--- WRITTEN PROBLEM ---
Show every line in the entries below where the word "page" appears.

--- EXTRACTED RECORDS ---
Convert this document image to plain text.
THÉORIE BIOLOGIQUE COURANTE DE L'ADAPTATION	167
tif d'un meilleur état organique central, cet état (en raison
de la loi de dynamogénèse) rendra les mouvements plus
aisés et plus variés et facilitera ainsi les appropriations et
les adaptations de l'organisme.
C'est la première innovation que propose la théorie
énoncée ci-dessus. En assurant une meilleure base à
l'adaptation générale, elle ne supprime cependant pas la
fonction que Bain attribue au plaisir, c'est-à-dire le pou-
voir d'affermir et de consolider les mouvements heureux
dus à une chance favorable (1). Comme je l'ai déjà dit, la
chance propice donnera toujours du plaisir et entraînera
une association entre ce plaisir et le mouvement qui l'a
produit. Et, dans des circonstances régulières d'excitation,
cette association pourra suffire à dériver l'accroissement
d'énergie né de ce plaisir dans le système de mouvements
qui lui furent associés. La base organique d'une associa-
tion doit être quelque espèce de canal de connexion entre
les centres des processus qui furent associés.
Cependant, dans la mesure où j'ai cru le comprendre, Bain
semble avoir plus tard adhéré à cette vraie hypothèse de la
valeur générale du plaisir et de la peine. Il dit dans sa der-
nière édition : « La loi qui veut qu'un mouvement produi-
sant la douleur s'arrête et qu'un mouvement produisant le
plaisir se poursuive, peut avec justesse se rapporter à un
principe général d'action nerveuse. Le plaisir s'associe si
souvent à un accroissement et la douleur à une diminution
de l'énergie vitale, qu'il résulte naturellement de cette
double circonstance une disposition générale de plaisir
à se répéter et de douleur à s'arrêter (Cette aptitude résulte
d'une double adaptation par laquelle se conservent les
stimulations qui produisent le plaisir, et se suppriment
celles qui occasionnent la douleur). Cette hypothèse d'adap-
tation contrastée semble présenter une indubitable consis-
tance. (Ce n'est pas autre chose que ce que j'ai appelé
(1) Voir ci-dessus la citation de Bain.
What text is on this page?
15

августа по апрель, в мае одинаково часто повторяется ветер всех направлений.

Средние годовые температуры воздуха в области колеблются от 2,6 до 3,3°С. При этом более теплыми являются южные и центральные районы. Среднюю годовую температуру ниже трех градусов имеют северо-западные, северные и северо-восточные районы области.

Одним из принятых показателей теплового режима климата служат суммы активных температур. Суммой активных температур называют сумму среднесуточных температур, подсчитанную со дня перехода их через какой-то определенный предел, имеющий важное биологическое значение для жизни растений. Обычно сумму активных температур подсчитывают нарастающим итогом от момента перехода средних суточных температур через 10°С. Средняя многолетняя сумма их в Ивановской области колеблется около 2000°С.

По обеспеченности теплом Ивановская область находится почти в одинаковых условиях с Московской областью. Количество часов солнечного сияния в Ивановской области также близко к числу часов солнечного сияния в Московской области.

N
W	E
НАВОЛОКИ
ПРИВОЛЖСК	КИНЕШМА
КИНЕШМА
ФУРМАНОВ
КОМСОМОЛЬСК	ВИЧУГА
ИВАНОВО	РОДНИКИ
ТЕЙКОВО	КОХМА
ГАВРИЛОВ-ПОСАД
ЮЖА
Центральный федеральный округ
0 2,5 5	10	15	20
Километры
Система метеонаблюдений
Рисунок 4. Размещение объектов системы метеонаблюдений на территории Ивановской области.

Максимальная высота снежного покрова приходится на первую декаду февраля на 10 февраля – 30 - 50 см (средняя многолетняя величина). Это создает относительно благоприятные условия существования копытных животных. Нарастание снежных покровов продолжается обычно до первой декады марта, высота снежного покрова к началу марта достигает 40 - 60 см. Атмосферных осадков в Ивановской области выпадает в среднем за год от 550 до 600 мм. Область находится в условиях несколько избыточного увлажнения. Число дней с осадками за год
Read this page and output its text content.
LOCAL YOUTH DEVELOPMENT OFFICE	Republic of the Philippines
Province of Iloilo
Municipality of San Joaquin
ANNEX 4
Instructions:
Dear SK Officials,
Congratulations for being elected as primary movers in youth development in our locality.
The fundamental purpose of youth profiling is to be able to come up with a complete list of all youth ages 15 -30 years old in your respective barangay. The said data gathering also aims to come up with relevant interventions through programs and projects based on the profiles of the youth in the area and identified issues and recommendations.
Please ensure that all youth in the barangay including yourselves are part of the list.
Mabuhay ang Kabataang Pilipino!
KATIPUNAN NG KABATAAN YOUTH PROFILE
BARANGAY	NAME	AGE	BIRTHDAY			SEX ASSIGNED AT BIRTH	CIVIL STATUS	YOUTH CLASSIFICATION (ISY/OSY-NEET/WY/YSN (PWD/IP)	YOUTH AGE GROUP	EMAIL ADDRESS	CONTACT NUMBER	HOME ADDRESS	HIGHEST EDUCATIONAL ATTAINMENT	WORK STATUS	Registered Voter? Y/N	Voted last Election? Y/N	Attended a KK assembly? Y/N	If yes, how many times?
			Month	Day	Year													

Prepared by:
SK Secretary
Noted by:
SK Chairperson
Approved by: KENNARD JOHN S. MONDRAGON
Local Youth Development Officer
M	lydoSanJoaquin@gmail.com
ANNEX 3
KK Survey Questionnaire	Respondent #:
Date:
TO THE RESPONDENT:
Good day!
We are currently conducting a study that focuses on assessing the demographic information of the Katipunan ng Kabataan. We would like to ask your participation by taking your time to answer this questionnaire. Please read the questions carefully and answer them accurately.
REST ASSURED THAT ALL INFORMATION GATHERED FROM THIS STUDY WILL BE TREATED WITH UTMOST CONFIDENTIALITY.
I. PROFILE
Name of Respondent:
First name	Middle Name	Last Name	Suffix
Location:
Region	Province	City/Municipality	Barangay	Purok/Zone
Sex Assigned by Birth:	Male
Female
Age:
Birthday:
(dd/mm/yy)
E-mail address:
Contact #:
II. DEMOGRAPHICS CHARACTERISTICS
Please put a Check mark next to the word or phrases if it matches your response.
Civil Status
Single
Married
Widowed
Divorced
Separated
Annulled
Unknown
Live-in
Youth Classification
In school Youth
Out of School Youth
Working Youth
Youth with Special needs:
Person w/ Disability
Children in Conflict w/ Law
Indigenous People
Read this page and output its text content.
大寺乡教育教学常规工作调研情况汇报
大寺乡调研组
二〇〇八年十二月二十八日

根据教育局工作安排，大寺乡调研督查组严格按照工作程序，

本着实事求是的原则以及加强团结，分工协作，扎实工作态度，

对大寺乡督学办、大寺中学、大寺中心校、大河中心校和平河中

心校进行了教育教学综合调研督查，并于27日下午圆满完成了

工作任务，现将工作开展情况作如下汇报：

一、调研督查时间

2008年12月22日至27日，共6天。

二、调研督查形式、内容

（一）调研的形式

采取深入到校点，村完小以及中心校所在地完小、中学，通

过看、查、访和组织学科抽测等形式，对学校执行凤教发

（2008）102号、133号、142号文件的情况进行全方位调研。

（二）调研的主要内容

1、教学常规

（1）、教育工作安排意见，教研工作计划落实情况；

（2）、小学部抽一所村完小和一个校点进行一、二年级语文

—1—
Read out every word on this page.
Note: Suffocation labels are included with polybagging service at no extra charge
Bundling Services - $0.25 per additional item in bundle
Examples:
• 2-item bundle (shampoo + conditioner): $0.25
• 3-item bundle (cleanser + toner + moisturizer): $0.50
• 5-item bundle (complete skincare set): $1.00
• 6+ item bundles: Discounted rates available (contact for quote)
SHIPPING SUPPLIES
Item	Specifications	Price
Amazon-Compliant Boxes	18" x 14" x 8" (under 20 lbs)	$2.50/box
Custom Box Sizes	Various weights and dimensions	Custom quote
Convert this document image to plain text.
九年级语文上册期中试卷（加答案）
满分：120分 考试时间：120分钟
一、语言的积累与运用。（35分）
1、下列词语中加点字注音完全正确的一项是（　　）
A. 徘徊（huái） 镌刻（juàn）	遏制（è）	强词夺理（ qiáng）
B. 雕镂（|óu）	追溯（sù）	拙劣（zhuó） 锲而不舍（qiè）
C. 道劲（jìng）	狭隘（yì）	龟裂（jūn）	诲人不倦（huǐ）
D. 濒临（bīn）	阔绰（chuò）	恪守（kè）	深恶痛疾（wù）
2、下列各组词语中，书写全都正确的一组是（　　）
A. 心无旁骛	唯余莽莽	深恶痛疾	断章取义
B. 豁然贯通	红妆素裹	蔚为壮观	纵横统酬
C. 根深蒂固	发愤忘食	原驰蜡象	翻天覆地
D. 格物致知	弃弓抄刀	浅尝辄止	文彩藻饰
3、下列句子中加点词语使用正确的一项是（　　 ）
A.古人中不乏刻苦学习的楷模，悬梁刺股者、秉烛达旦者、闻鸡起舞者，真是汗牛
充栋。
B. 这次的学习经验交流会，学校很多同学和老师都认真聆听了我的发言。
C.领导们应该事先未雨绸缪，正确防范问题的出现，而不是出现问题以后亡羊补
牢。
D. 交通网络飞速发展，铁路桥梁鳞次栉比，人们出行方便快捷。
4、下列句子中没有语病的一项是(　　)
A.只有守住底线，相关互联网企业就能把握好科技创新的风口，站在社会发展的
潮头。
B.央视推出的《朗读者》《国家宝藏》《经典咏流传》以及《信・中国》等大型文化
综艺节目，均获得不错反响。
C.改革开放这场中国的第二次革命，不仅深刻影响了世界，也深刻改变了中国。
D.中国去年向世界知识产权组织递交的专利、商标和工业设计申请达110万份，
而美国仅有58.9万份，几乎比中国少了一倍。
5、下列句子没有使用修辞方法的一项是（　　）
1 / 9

--- ANSWER TO THIS EXERCISE ---
What text is on this page?
Read this page and output its text content.
Read this page and output its text content.
Read out every word on this page.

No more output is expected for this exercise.